### Entries taken from a collection
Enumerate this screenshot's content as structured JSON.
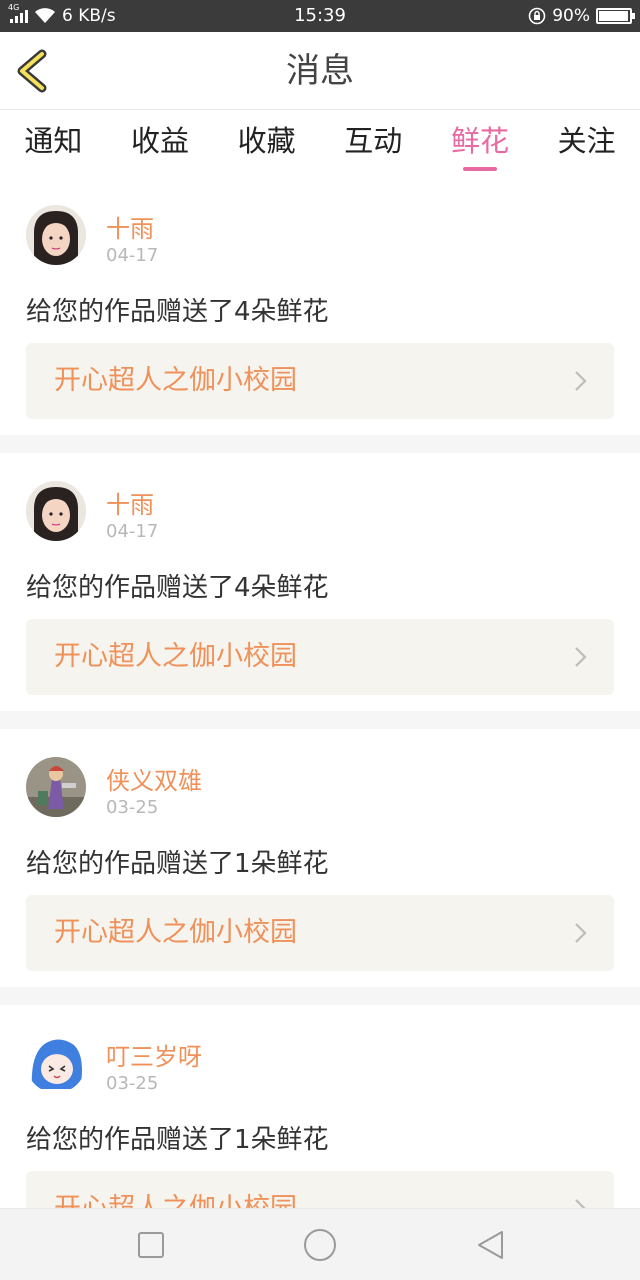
{
  "status_bar": {
    "network_speed": "6 KB/s",
    "network_type": "4G",
    "time": "15:39",
    "battery": "90%",
    "battery_level": 0.9
  },
  "header": {
    "title": "消息",
    "back_icon": "chevron-left-icon"
  },
  "tabs": [
    {
      "label": "通知",
      "active": false
    },
    {
      "label": "收益",
      "active": false
    },
    {
      "label": "收藏",
      "active": false
    },
    {
      "label": "互动",
      "active": false
    },
    {
      "label": "鲜花",
      "active": true
    },
    {
      "label": "关注",
      "active": false
    }
  ],
  "messages": [
    {
      "user": "十雨",
      "date": "04-17",
      "text": "给您的作品赠送了4朵鲜花",
      "work": "开心超人之伽小校园"
    },
    {
      "user": "十雨",
      "date": "04-17",
      "text": "给您的作品赠送了4朵鲜花",
      "work": "开心超人之伽小校园"
    },
    {
      "user": "侠义双雄",
      "date": "03-25",
      "text": "给您的作品赠送了1朵鲜花",
      "work": "开心超人之伽小校园"
    },
    {
      "user": "叮三岁呀",
      "date": "03-25",
      "text": "给您的作品赠送了1朵鲜花",
      "work": "开心超人之伽小校园"
    }
  ],
  "colors": {
    "accent_pink": "#e86aa3",
    "username_orange": "#f0915a",
    "link_bg": "#f5f4ee"
  }
}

### TO BE DONE
All the records need to be repeated exactly, with the images dropped.

### THE OUTPUT
Enumerate this screenshot's content as structured JSON.
{
  "status_bar": {
    "network_speed": "6 KB/s",
    "network_type": "4G",
    "time": "15:39",
    "battery": "90%",
    "battery_level": 0.9
  },
  "header": {
    "title": "消息",
    "back_icon": "chevron-left-icon"
  },
  "tabs": [
    {
      "label": "通知",
      "active": false
    },
    {
      "label": "收益",
      "active": false
    },
    {
      "label": "收藏",
      "active": false
    },
    {
      "label": "互动",
      "active": false
    },
    {
      "label": "鲜花",
      "active": true
    },
    {
      "label": "关注",
      "active": false
    }
  ],
  "messages": [
    {
      "user": "十雨",
      "date": "04-17",
      "text": "给您的作品赠送了4朵鲜花",
      "work": "开心超人之伽小校园"
    },
    {
      "user": "十雨",
      "date": "04-17",
      "text": "给您的作品赠送了4朵鲜花",
      "work": "开心超人之伽小校园"
    },
    {
      "user": "侠义双雄",
      "date": "03-25",
      "text": "给您的作品赠送了1朵鲜花",
      "work": "开心超人之伽小校园"
    },
    {
      "user": "叮三岁呀",
      "date": "03-25",
      "text": "给您的作品赠送了1朵鲜花",
      "work": "开心超人之伽小校园"
    }
  ],
  "colors": {
    "accent_pink": "#e86aa3",
    "username_orange": "#f0915a",
    "link_bg": "#f5f4ee"
  }
}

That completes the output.